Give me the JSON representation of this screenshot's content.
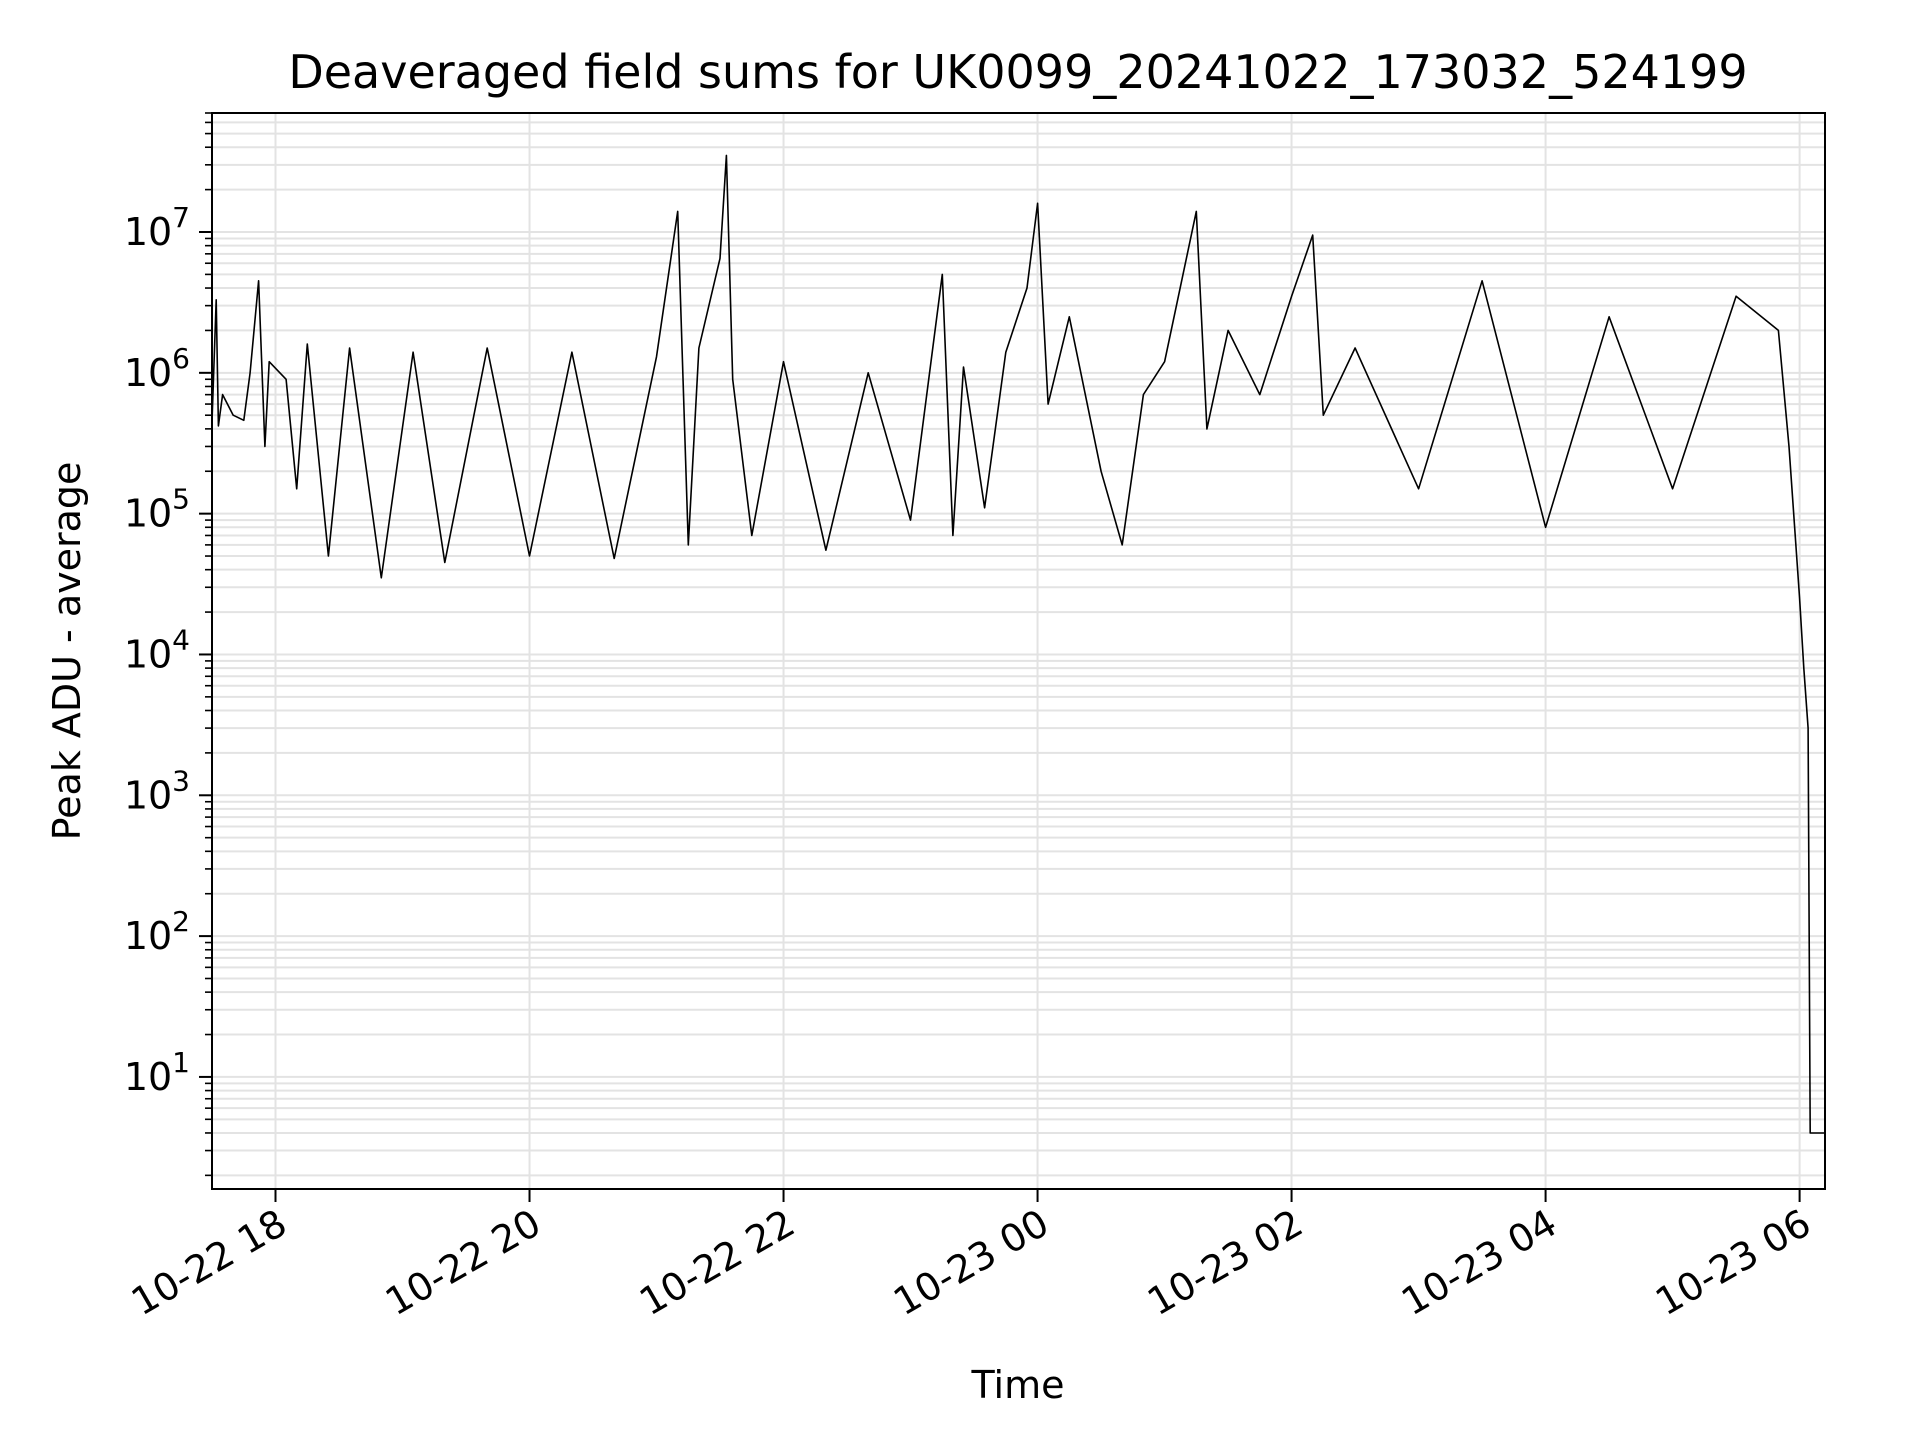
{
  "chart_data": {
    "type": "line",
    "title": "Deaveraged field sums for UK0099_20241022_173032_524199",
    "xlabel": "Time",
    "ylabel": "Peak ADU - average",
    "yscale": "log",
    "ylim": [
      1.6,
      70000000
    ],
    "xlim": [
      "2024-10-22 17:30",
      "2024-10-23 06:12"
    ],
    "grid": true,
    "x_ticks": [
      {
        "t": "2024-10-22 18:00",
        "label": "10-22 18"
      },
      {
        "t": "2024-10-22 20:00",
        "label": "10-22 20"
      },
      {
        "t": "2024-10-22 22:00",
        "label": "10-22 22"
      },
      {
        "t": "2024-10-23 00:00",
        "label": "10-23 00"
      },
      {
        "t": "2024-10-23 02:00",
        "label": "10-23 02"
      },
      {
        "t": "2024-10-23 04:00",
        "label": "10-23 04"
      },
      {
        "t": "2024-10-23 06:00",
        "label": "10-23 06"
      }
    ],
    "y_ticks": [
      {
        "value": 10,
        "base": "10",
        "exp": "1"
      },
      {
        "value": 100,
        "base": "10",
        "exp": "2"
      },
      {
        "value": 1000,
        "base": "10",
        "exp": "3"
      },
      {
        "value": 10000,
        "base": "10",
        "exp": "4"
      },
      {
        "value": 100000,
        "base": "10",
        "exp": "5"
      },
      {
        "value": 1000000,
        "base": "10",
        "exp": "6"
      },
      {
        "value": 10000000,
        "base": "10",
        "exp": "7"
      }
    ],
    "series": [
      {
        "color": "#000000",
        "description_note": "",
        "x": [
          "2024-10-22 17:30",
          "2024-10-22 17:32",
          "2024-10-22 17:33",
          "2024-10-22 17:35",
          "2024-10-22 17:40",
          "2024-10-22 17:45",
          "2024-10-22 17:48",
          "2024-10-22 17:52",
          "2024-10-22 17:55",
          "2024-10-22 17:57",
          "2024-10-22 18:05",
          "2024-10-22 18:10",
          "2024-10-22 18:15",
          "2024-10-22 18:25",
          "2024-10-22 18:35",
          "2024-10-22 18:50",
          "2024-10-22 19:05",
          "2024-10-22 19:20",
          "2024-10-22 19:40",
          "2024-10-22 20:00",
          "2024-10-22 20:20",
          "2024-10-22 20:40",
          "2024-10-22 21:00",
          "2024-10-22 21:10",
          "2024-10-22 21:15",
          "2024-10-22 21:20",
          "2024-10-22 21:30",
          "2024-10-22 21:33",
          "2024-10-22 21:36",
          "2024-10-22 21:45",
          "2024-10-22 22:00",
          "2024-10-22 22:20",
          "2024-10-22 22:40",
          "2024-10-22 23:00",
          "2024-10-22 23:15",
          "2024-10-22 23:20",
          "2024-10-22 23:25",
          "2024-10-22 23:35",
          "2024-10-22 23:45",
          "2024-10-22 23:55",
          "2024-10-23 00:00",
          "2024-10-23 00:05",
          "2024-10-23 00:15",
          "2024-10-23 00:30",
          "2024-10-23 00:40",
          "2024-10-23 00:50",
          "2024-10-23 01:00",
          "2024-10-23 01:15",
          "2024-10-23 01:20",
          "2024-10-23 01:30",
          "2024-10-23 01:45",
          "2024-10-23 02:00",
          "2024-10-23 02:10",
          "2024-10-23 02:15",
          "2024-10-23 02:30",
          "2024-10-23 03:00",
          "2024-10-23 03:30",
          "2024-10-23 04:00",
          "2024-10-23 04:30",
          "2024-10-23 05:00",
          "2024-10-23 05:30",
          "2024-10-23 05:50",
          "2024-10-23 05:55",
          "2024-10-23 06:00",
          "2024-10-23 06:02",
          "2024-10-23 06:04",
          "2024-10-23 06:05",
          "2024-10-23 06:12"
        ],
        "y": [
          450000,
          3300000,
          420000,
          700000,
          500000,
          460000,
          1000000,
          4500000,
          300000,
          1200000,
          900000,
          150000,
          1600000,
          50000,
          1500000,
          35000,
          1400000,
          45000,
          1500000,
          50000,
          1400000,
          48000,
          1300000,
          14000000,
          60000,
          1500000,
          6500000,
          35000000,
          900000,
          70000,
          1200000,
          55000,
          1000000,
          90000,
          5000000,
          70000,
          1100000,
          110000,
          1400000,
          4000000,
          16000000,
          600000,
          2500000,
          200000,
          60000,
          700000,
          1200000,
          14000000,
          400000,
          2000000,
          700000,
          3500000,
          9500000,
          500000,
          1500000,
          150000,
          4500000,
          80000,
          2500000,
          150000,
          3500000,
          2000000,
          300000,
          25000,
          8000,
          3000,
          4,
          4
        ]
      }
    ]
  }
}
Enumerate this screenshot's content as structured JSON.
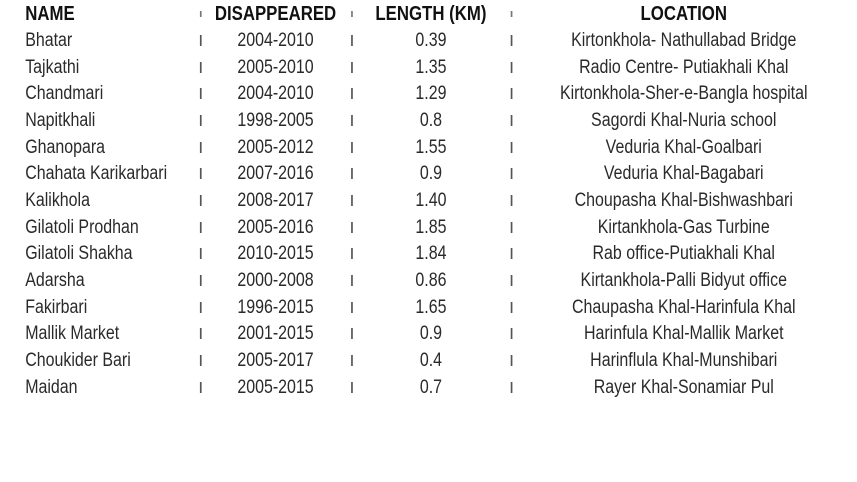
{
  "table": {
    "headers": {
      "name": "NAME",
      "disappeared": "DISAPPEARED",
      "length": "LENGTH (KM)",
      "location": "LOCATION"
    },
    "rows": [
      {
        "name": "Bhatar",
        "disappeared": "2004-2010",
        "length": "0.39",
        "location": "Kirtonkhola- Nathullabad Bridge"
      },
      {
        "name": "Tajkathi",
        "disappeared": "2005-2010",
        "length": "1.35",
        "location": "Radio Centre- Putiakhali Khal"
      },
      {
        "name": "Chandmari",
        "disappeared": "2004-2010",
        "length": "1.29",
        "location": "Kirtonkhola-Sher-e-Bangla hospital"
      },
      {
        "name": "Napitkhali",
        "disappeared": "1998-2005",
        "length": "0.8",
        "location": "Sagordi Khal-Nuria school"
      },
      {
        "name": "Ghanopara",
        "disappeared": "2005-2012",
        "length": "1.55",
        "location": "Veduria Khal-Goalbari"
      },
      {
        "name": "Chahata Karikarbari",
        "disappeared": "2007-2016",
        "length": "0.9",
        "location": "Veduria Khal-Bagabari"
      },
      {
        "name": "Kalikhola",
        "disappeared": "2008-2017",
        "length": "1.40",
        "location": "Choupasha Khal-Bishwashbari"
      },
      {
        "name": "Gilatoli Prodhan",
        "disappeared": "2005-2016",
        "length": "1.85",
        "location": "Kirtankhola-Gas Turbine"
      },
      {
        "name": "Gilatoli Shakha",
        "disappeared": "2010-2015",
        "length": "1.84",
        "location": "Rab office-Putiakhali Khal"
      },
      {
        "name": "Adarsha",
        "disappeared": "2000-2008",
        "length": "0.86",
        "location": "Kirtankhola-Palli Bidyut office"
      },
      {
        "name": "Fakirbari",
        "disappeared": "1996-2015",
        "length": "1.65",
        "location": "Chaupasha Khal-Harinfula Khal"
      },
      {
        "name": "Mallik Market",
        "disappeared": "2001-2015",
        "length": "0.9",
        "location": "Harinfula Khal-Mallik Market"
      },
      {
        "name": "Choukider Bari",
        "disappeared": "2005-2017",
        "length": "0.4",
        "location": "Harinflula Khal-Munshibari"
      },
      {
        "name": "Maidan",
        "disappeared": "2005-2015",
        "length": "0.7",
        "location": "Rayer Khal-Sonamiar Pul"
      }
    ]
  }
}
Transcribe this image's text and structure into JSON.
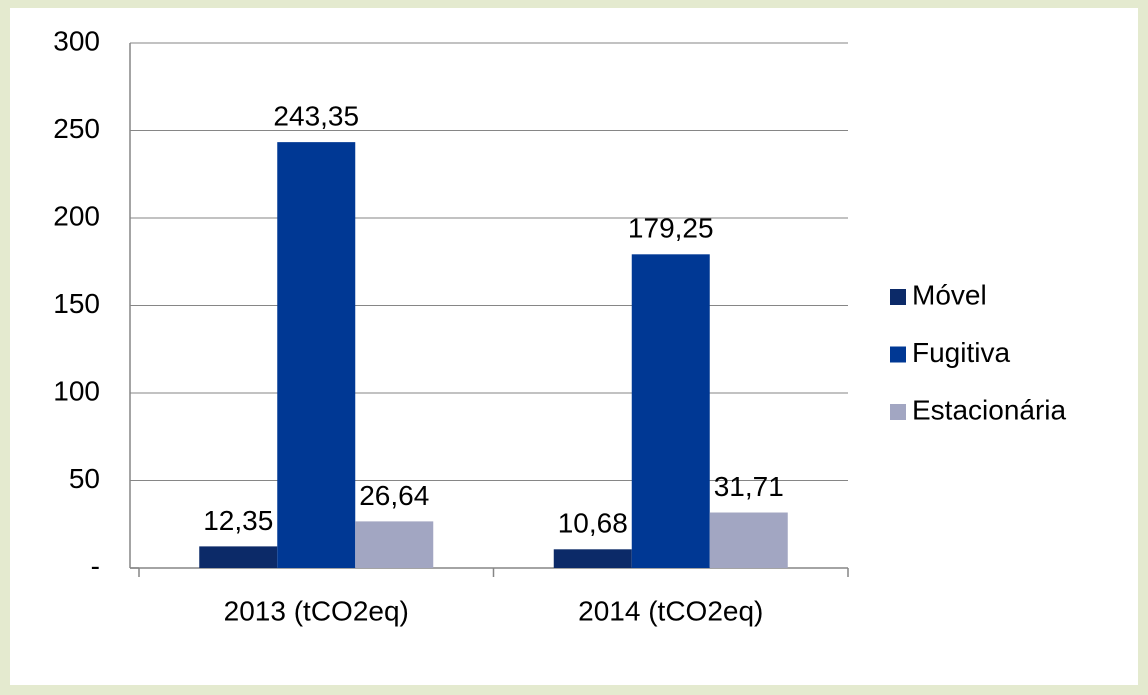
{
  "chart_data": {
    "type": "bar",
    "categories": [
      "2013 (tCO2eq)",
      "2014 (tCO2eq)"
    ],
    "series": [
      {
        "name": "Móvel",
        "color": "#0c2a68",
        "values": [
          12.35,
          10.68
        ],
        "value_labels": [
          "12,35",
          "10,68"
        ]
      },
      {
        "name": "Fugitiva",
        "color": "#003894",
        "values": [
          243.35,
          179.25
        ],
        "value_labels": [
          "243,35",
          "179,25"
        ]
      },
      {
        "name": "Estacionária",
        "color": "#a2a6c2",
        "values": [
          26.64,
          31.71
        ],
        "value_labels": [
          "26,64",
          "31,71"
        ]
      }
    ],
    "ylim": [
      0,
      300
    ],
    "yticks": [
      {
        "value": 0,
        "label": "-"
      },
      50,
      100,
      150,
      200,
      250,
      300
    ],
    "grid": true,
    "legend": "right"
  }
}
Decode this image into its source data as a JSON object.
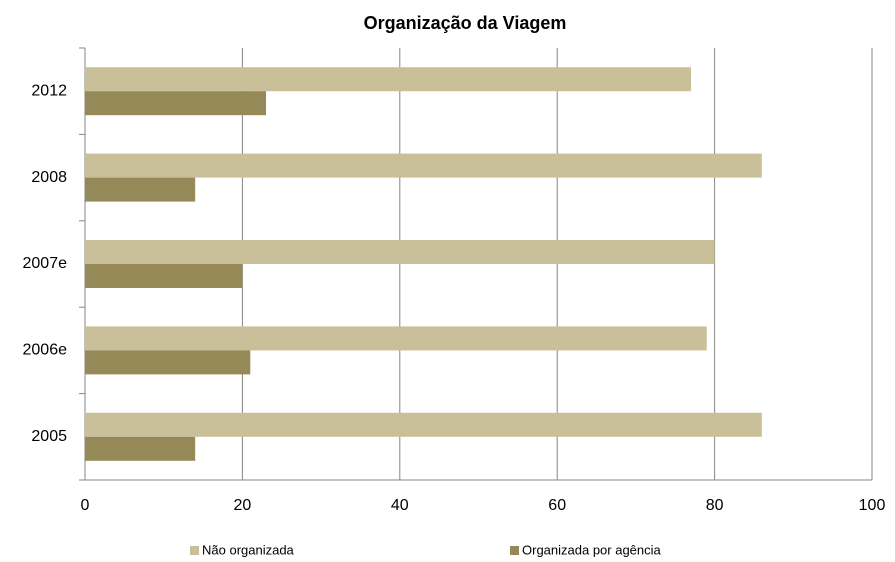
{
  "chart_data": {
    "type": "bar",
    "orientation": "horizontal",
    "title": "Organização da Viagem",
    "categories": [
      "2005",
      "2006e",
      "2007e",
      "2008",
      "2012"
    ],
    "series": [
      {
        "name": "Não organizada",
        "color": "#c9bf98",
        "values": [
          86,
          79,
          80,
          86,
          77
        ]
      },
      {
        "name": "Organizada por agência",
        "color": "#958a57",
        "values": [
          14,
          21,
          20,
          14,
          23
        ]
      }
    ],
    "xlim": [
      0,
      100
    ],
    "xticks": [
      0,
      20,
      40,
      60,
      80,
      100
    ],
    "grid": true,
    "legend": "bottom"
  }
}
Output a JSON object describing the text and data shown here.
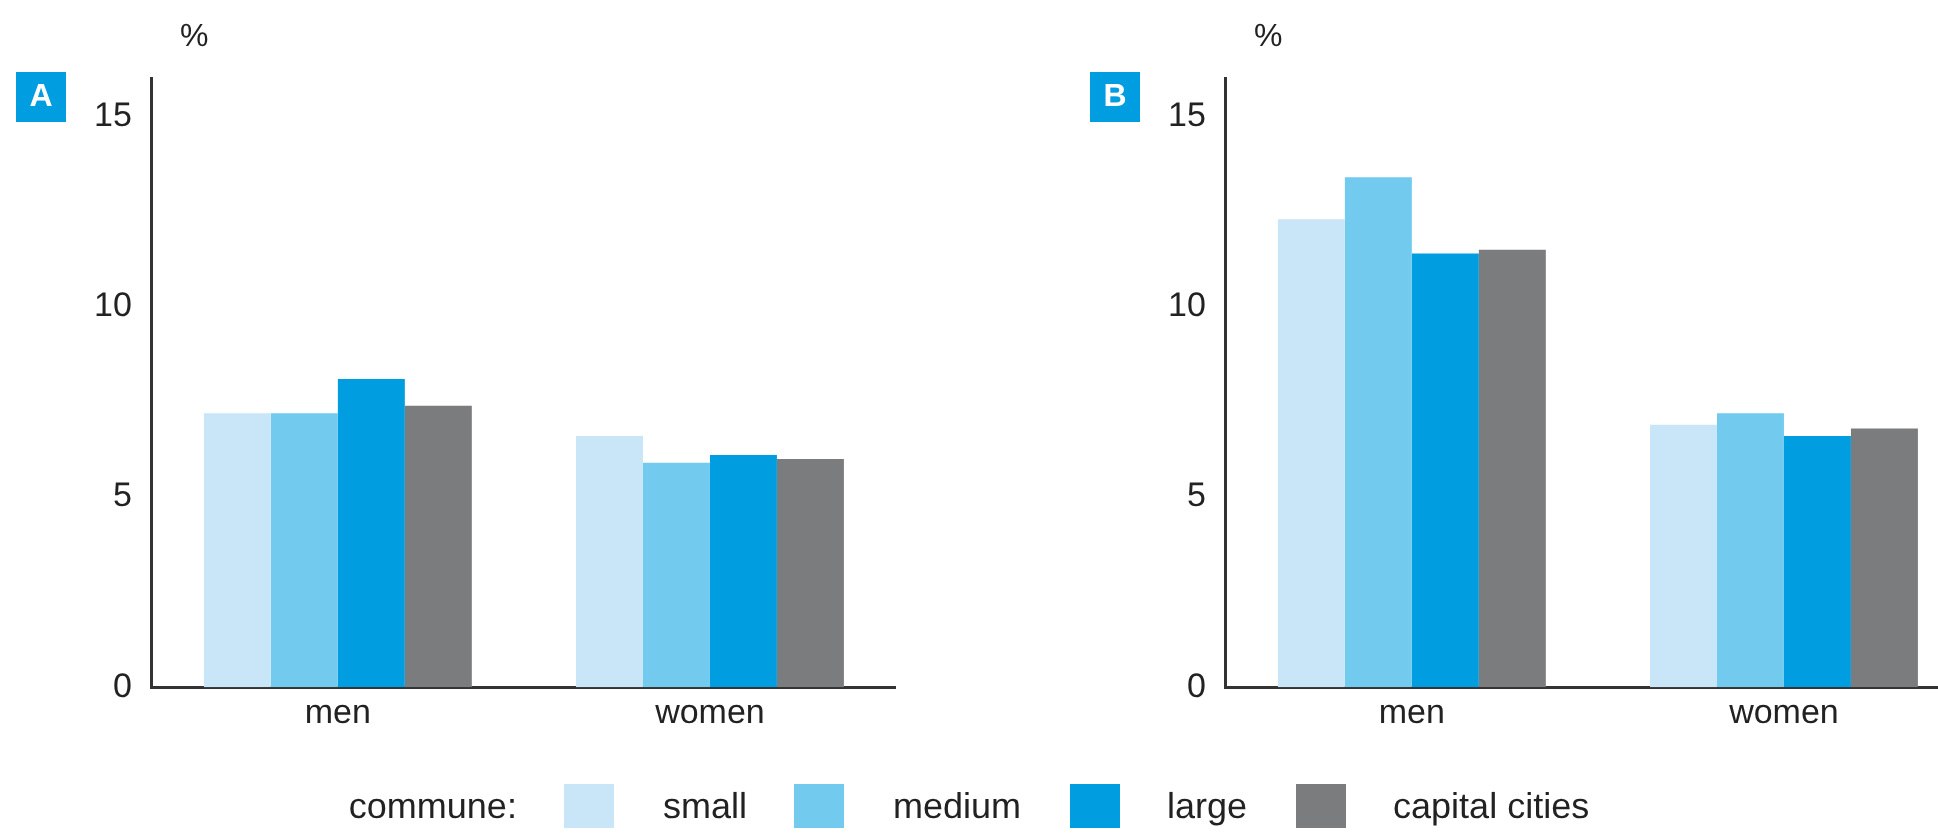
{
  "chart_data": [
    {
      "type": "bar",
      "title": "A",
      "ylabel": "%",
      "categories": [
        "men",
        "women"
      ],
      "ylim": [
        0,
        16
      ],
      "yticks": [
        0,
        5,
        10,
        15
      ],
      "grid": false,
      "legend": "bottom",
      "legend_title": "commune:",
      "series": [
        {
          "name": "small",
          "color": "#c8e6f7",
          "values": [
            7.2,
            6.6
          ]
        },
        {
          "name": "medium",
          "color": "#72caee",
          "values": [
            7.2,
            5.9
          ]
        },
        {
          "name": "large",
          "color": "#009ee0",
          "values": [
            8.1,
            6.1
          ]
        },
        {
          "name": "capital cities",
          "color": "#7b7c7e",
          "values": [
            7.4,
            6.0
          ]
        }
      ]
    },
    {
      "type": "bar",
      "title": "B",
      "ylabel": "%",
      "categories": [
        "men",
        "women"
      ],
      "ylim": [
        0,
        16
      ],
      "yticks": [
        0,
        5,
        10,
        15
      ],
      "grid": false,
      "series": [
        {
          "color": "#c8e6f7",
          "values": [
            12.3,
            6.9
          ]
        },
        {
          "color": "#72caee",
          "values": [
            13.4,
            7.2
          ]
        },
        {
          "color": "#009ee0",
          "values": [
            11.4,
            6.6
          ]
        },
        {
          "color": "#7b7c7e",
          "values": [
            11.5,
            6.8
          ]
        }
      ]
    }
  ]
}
- - -
** What the exercise asks **
All lines holding the word "image" should be picked out and copied.

** Output of the exercise **
Transcribe this image's text and structure into JSON.
Decode this image into its source data as a JSON object.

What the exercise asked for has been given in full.